**Required work**
Go through the entries below and retype them exactly, omitting each picture.
-- start of Records for this exercise --
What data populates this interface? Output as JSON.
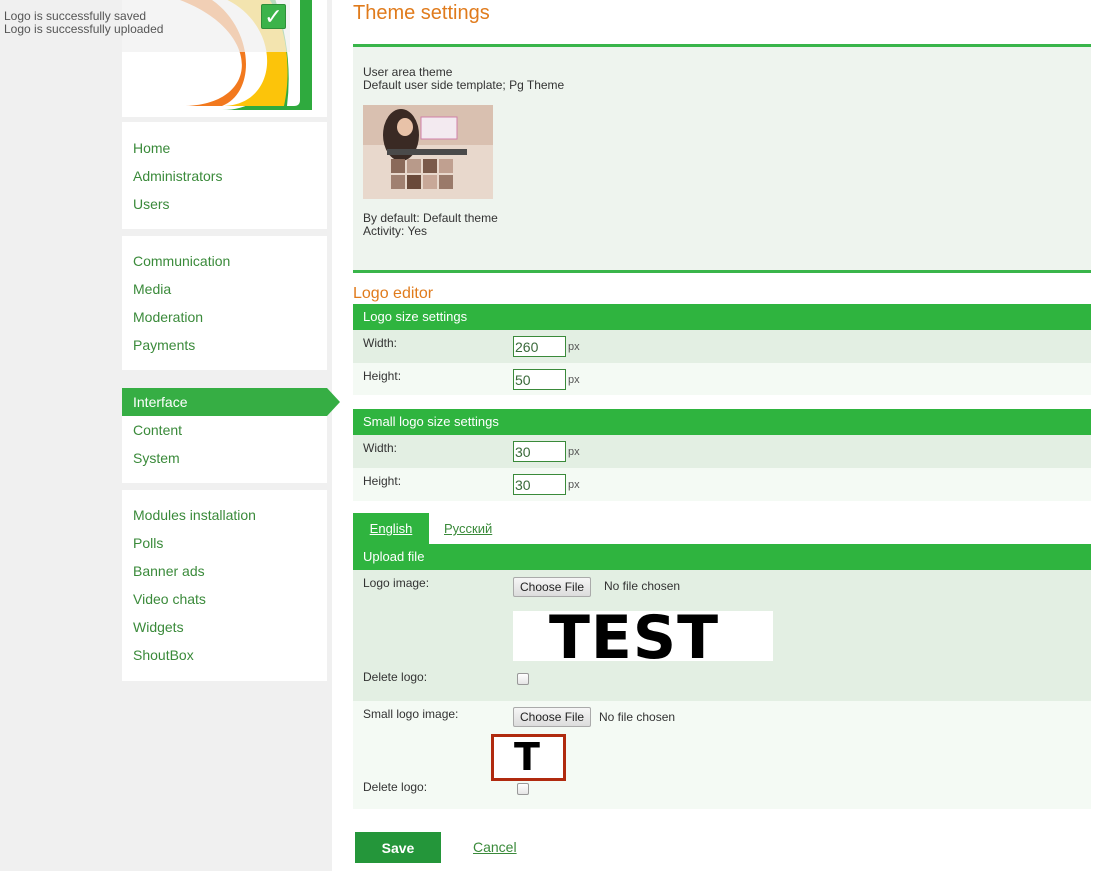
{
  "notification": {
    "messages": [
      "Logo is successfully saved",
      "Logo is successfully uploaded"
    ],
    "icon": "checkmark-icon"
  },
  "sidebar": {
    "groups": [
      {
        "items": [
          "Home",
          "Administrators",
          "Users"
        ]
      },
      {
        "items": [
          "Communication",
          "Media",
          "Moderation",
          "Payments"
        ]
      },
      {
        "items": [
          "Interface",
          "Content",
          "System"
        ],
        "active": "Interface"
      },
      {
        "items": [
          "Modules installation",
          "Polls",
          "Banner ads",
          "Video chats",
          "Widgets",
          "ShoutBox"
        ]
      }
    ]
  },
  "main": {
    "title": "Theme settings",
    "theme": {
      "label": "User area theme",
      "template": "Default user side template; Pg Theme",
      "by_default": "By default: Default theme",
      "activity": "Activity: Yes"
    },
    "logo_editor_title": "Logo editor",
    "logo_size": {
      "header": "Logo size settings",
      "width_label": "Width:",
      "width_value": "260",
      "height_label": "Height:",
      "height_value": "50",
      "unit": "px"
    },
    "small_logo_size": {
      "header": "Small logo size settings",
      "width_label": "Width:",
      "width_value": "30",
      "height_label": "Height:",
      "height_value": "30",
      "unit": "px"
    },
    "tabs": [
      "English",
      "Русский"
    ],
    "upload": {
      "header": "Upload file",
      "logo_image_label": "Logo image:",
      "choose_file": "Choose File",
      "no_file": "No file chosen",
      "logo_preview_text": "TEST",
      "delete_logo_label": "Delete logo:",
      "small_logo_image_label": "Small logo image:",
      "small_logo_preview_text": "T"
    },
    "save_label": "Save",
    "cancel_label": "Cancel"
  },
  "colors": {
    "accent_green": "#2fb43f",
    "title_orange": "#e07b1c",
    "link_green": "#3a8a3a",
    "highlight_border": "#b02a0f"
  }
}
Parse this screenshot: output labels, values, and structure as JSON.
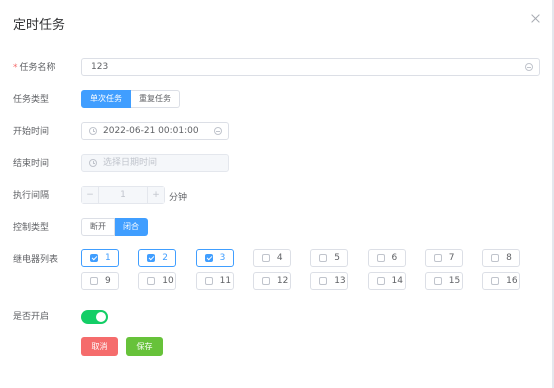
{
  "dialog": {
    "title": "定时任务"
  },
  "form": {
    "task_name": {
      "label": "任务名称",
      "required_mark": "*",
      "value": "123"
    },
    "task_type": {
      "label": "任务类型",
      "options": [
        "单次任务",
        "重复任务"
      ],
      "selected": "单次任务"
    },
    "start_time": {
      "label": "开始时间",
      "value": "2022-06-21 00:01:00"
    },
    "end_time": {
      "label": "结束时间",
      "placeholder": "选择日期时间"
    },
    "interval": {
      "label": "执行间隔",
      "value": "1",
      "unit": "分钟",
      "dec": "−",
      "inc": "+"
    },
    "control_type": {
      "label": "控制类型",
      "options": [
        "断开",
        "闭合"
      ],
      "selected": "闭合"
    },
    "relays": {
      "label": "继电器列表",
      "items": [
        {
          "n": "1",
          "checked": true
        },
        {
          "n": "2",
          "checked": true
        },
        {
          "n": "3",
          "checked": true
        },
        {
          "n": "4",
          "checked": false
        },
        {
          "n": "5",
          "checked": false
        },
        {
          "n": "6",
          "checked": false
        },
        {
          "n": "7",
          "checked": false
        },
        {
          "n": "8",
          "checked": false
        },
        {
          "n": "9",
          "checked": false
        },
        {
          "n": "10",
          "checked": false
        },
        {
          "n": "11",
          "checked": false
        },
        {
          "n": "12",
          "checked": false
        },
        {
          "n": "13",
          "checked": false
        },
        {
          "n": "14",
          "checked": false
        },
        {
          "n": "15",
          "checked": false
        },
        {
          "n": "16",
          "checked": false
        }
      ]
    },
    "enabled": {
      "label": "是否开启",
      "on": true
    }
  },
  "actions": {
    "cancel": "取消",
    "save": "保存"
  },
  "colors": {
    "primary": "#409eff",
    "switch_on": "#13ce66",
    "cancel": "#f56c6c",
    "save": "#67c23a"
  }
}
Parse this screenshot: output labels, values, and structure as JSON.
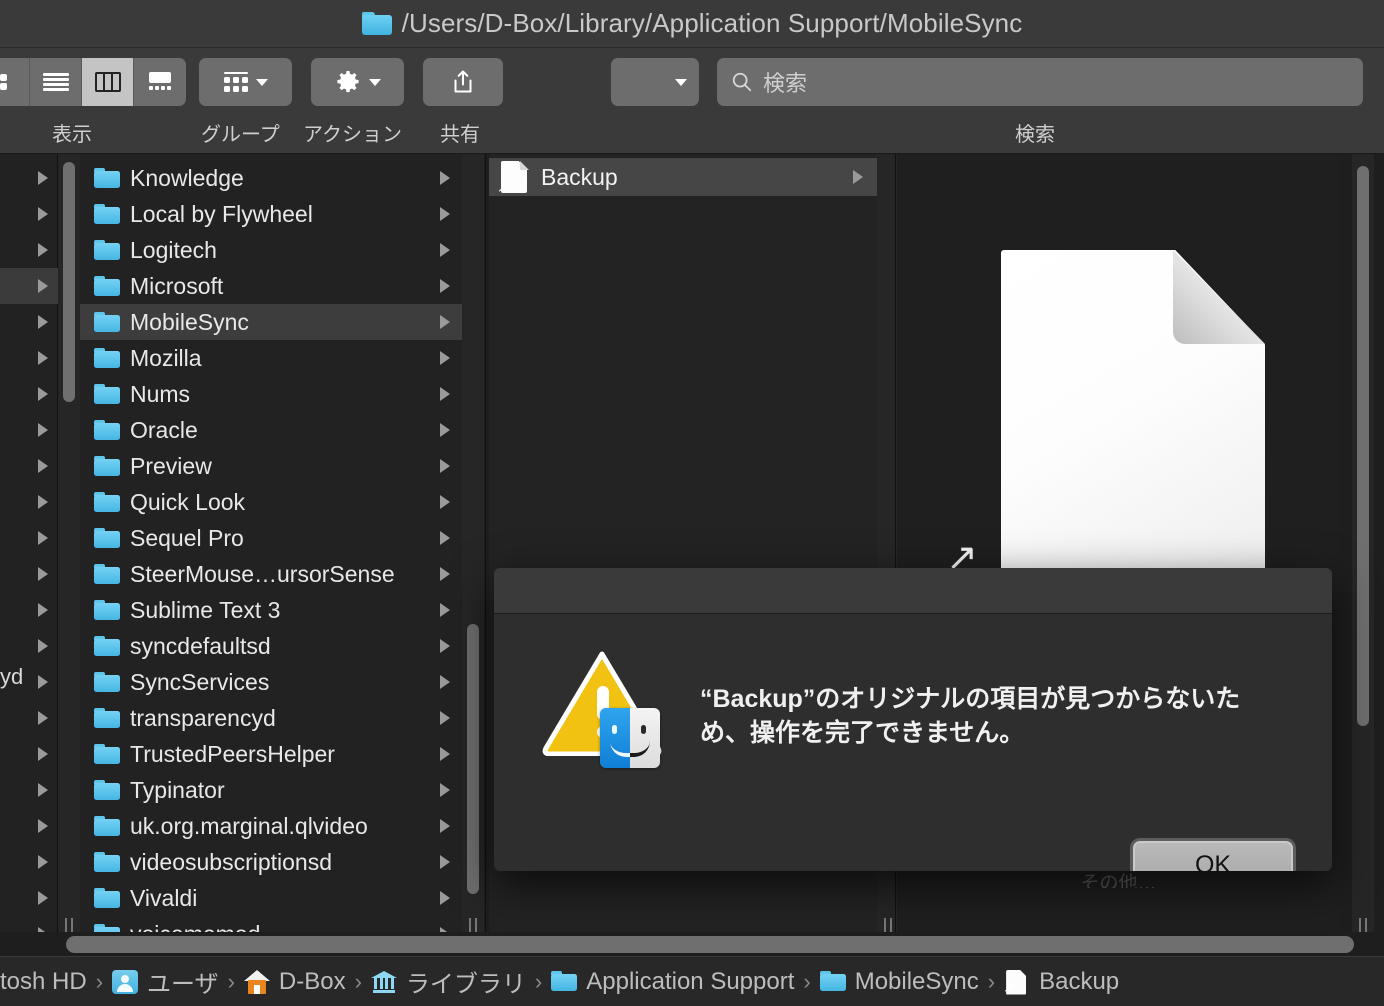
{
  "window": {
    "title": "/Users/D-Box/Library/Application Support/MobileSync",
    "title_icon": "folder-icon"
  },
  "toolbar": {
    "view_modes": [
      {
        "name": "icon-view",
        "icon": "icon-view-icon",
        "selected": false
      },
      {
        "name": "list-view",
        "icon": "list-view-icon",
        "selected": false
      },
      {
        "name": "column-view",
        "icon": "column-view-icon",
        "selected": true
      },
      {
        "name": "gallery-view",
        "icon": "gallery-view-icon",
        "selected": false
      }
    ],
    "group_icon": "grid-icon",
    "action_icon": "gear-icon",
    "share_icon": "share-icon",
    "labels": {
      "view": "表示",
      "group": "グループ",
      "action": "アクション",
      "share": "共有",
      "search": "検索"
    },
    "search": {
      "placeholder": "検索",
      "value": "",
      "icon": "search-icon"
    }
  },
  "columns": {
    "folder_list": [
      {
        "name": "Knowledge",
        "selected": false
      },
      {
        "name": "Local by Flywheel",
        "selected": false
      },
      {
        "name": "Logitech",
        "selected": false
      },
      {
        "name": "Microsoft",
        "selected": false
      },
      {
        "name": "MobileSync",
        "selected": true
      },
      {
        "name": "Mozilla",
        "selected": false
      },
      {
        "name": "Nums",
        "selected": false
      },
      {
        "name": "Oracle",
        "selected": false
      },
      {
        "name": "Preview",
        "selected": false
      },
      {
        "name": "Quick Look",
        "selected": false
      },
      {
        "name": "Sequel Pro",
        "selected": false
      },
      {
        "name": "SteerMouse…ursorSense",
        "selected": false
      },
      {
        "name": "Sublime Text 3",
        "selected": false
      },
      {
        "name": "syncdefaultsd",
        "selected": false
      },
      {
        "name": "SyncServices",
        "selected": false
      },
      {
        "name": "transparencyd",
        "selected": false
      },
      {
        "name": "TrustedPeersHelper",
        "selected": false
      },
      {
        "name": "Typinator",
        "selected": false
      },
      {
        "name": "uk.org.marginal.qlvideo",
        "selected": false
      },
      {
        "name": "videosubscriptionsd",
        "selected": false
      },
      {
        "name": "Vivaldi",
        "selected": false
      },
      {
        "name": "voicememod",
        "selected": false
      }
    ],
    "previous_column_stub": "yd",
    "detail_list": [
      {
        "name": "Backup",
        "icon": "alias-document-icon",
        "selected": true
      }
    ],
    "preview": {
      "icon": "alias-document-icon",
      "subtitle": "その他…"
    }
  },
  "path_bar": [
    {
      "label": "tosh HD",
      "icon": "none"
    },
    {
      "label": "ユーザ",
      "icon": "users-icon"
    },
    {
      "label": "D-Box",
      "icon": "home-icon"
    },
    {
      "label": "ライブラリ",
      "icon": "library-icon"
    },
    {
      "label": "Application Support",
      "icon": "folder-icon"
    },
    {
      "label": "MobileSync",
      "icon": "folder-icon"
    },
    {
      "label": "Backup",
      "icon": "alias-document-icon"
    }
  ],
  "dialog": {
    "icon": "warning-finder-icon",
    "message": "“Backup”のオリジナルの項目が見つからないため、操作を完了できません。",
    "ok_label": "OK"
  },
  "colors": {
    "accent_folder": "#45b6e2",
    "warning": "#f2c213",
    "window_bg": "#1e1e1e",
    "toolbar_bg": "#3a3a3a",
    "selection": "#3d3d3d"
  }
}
-- end of Records for this exercise --
**Task solution**
What data populates this interface? Output as JSON.
{
  "notification": {
    "messages": [
      "Logo is successfully saved",
      "Logo is successfully uploaded"
    ],
    "icon": "checkmark-icon"
  },
  "sidebar": {
    "groups": [
      {
        "items": [
          "Home",
          "Administrators",
          "Users"
        ]
      },
      {
        "items": [
          "Communication",
          "Media",
          "Moderation",
          "Payments"
        ]
      },
      {
        "items": [
          "Interface",
          "Content",
          "System"
        ],
        "active": "Interface"
      },
      {
        "items": [
          "Modules installation",
          "Polls",
          "Banner ads",
          "Video chats",
          "Widgets",
          "ShoutBox"
        ]
      }
    ]
  },
  "main": {
    "title": "Theme settings",
    "theme": {
      "label": "User area theme",
      "template": "Default user side template; Pg Theme",
      "by_default": "By default: Default theme",
      "activity": "Activity: Yes"
    },
    "logo_editor_title": "Logo editor",
    "logo_size": {
      "header": "Logo size settings",
      "width_label": "Width:",
      "width_value": "260",
      "height_label": "Height:",
      "height_value": "50",
      "unit": "px"
    },
    "small_logo_size": {
      "header": "Small logo size settings",
      "width_label": "Width:",
      "width_value": "30",
      "height_label": "Height:",
      "height_value": "30",
      "unit": "px"
    },
    "tabs": [
      "English",
      "Русский"
    ],
    "upload": {
      "header": "Upload file",
      "logo_image_label": "Logo image:",
      "choose_file": "Choose File",
      "no_file": "No file chosen",
      "logo_preview_text": "TEST",
      "delete_logo_label": "Delete logo:",
      "small_logo_image_label": "Small logo image:",
      "small_logo_preview_text": "T"
    },
    "save_label": "Save",
    "cancel_label": "Cancel"
  },
  "colors": {
    "accent_green": "#2fb43f",
    "title_orange": "#e07b1c",
    "link_green": "#3a8a3a",
    "highlight_border": "#b02a0f"
  }
}
Parse this screenshot: output labels, values, and structure as JSON.
{
  "dialog": {
    "title": "定时任务"
  },
  "form": {
    "task_name": {
      "label": "任务名称",
      "required_mark": "*",
      "value": "123"
    },
    "task_type": {
      "label": "任务类型",
      "options": [
        "单次任务",
        "重复任务"
      ],
      "selected": "单次任务"
    },
    "start_time": {
      "label": "开始时间",
      "value": "2022-06-21 00:01:00"
    },
    "end_time": {
      "label": "结束时间",
      "placeholder": "选择日期时间"
    },
    "interval": {
      "label": "执行间隔",
      "value": "1",
      "unit": "分钟",
      "dec": "−",
      "inc": "+"
    },
    "control_type": {
      "label": "控制类型",
      "options": [
        "断开",
        "闭合"
      ],
      "selected": "闭合"
    },
    "relays": {
      "label": "继电器列表",
      "items": [
        {
          "n": "1",
          "checked": true
        },
        {
          "n": "2",
          "checked": true
        },
        {
          "n": "3",
          "checked": true
        },
        {
          "n": "4",
          "checked": false
        },
        {
          "n": "5",
          "checked": false
        },
        {
          "n": "6",
          "checked": false
        },
        {
          "n": "7",
          "checked": false
        },
        {
          "n": "8",
          "checked": false
        },
        {
          "n": "9",
          "checked": false
        },
        {
          "n": "10",
          "checked": false
        },
        {
          "n": "11",
          "checked": false
        },
        {
          "n": "12",
          "checked": false
        },
        {
          "n": "13",
          "checked": false
        },
        {
          "n": "14",
          "checked": false
        },
        {
          "n": "15",
          "checked": false
        },
        {
          "n": "16",
          "checked": false
        }
      ]
    },
    "enabled": {
      "label": "是否开启",
      "on": true
    }
  },
  "actions": {
    "cancel": "取消",
    "save": "保存"
  },
  "colors": {
    "primary": "#409eff",
    "switch_on": "#13ce66",
    "cancel": "#f56c6c",
    "save": "#67c23a"
  }
}
Parse this screenshot: output labels, values, and structure as JSON.
{
  "window": {
    "title": "/Users/D-Box/Library/Application Support/MobileSync",
    "title_icon": "folder-icon"
  },
  "toolbar": {
    "view_modes": [
      {
        "name": "icon-view",
        "icon": "icon-view-icon",
        "selected": false
      },
      {
        "name": "list-view",
        "icon": "list-view-icon",
        "selected": false
      },
      {
        "name": "column-view",
        "icon": "column-view-icon",
        "selected": true
      },
      {
        "name": "gallery-view",
        "icon": "gallery-view-icon",
        "selected": false
      }
    ],
    "group_icon": "grid-icon",
    "action_icon": "gear-icon",
    "share_icon": "share-icon",
    "labels": {
      "view": "表示",
      "group": "グループ",
      "action": "アクション",
      "share": "共有",
      "search": "検索"
    },
    "search": {
      "placeholder": "検索",
      "value": "",
      "icon": "search-icon"
    }
  },
  "columns": {
    "folder_list": [
      {
        "name": "Knowledge",
        "selected": false
      },
      {
        "name": "Local by Flywheel",
        "selected": false
      },
      {
        "name": "Logitech",
        "selected": false
      },
      {
        "name": "Microsoft",
        "selected": false
      },
      {
        "name": "MobileSync",
        "selected": true
      },
      {
        "name": "Mozilla",
        "selected": false
      },
      {
        "name": "Nums",
        "selected": false
      },
      {
        "name": "Oracle",
        "selected": false
      },
      {
        "name": "Preview",
        "selected": false
      },
      {
        "name": "Quick Look",
        "selected": false
      },
      {
        "name": "Sequel Pro",
        "selected": false
      },
      {
        "name": "SteerMouse…ursorSense",
        "selected": false
      },
      {
        "name": "Sublime Text 3",
        "selected": false
      },
      {
        "name": "syncdefaultsd",
        "selected": false
      },
      {
        "name": "SyncServices",
        "selected": false
      },
      {
        "name": "transparencyd",
        "selected": false
      },
      {
        "name": "TrustedPeersHelper",
        "selected": false
      },
      {
        "name": "Typinator",
        "selected": false
      },
      {
        "name": "uk.org.marginal.qlvideo",
        "selected": false
      },
      {
        "name": "videosubscriptionsd",
        "selected": false
      },
      {
        "name": "Vivaldi",
        "selected": false
      },
      {
        "name": "voicememod",
        "selected": false
      }
    ],
    "previous_column_stub": "yd",
    "detail_list": [
      {
        "name": "Backup",
        "icon": "alias-document-icon",
        "selected": true
      }
    ],
    "preview": {
      "icon": "alias-document-icon",
      "subtitle": "その他…"
    }
  },
  "path_bar": [
    {
      "label": "tosh HD",
      "icon": "none"
    },
    {
      "label": "ユーザ",
      "icon": "users-icon"
    },
    {
      "label": "D-Box",
      "icon": "home-icon"
    },
    {
      "label": "ライブラリ",
      "icon": "library-icon"
    },
    {
      "label": "Application Support",
      "icon": "folder-icon"
    },
    {
      "label": "MobileSync",
      "icon": "folder-icon"
    },
    {
      "label": "Backup",
      "icon": "alias-document-icon"
    }
  ],
  "dialog": {
    "icon": "warning-finder-icon",
    "message": "“Backup”のオリジナルの項目が見つからないため、操作を完了できません。",
    "ok_label": "OK"
  },
  "colors": {
    "accent_folder": "#45b6e2",
    "warning": "#f2c213",
    "window_bg": "#1e1e1e",
    "toolbar_bg": "#3a3a3a",
    "selection": "#3d3d3d"
  }
}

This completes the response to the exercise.